§ **Task instructions**
Find each line with the string "రగబడ" and report it.

Stored records
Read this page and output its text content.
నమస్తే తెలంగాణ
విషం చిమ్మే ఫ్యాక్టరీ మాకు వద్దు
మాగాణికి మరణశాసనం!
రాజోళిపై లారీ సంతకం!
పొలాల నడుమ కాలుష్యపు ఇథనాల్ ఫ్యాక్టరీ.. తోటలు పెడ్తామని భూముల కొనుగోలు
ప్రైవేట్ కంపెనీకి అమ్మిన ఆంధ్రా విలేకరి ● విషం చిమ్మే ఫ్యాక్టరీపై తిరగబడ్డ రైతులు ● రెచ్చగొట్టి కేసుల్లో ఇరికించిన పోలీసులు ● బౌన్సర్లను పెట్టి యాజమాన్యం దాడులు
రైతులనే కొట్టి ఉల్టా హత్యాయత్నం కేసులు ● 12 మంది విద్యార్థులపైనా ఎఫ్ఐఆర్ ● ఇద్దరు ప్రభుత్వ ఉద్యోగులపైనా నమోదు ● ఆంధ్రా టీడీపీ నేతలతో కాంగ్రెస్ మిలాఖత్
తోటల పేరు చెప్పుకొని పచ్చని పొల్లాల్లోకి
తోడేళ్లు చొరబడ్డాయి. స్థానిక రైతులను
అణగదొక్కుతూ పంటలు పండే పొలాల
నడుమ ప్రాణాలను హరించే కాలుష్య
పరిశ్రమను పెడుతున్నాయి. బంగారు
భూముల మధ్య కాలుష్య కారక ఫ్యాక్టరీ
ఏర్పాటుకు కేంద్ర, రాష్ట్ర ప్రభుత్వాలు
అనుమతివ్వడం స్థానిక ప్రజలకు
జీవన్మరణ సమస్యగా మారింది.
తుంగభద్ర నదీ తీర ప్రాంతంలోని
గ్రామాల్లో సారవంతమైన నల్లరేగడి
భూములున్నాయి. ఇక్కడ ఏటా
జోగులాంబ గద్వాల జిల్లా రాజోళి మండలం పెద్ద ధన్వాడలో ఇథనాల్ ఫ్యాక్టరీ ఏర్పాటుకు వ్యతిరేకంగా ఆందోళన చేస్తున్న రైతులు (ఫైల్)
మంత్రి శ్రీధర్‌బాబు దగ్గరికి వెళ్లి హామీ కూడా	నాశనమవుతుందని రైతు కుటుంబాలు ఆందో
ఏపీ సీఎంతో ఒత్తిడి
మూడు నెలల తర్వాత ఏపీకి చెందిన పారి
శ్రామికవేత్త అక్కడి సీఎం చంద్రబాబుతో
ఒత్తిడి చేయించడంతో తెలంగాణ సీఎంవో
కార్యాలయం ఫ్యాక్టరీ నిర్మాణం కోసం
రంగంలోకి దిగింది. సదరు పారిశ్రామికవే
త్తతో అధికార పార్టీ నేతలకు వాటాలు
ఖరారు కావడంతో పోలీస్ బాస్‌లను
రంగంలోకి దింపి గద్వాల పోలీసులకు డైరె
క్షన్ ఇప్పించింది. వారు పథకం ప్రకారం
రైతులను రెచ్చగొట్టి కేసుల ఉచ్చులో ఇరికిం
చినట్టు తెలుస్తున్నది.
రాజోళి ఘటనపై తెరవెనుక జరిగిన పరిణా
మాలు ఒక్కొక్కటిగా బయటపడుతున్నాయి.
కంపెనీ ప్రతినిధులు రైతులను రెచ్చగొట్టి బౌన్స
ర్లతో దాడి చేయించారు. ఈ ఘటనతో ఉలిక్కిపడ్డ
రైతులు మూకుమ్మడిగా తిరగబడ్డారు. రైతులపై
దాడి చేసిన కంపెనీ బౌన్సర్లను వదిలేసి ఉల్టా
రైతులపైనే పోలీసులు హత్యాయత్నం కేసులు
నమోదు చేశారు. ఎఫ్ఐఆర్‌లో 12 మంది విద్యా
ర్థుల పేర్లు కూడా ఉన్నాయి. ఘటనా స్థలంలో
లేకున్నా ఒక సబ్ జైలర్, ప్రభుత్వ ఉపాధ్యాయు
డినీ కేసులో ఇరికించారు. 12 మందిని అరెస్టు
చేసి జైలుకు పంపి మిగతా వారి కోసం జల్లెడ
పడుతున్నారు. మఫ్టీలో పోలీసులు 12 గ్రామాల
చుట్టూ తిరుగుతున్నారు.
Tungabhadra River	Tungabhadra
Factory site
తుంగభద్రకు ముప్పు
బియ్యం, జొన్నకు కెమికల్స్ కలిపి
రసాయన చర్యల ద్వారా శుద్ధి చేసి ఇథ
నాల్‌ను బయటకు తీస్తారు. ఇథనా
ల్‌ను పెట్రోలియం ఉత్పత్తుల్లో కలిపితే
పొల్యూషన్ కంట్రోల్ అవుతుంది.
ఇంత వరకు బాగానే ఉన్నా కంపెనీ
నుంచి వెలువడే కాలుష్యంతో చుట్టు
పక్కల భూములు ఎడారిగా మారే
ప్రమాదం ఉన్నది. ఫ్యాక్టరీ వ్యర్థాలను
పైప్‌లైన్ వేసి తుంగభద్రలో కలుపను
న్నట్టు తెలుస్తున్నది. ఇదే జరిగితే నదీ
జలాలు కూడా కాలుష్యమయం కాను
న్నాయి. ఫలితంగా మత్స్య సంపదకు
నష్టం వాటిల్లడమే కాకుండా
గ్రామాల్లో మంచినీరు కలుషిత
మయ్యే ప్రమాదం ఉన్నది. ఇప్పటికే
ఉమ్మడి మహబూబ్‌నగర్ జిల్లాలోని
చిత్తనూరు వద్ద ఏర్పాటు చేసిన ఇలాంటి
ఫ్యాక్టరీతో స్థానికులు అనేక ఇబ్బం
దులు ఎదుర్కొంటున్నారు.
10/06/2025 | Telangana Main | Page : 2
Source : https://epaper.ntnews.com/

§ **Written reply**
ప్రైవేట్ కంపెనీకి అమ్మిన ఆంధ్రా విలేకరి ● విషం చిమ్మే ఫ్యాక్టరీపై తిరగబడ్డ రైతులు ● రెచ్చగొట్టి కేసుల్లో ఇరికించిన పోలీసులు ● బౌన్సర్లను పెట్టి యాజమాన్యం దాడులు
రైతులు మూకుమ్మడిగా తిరగబడ్డారు. రైతులపై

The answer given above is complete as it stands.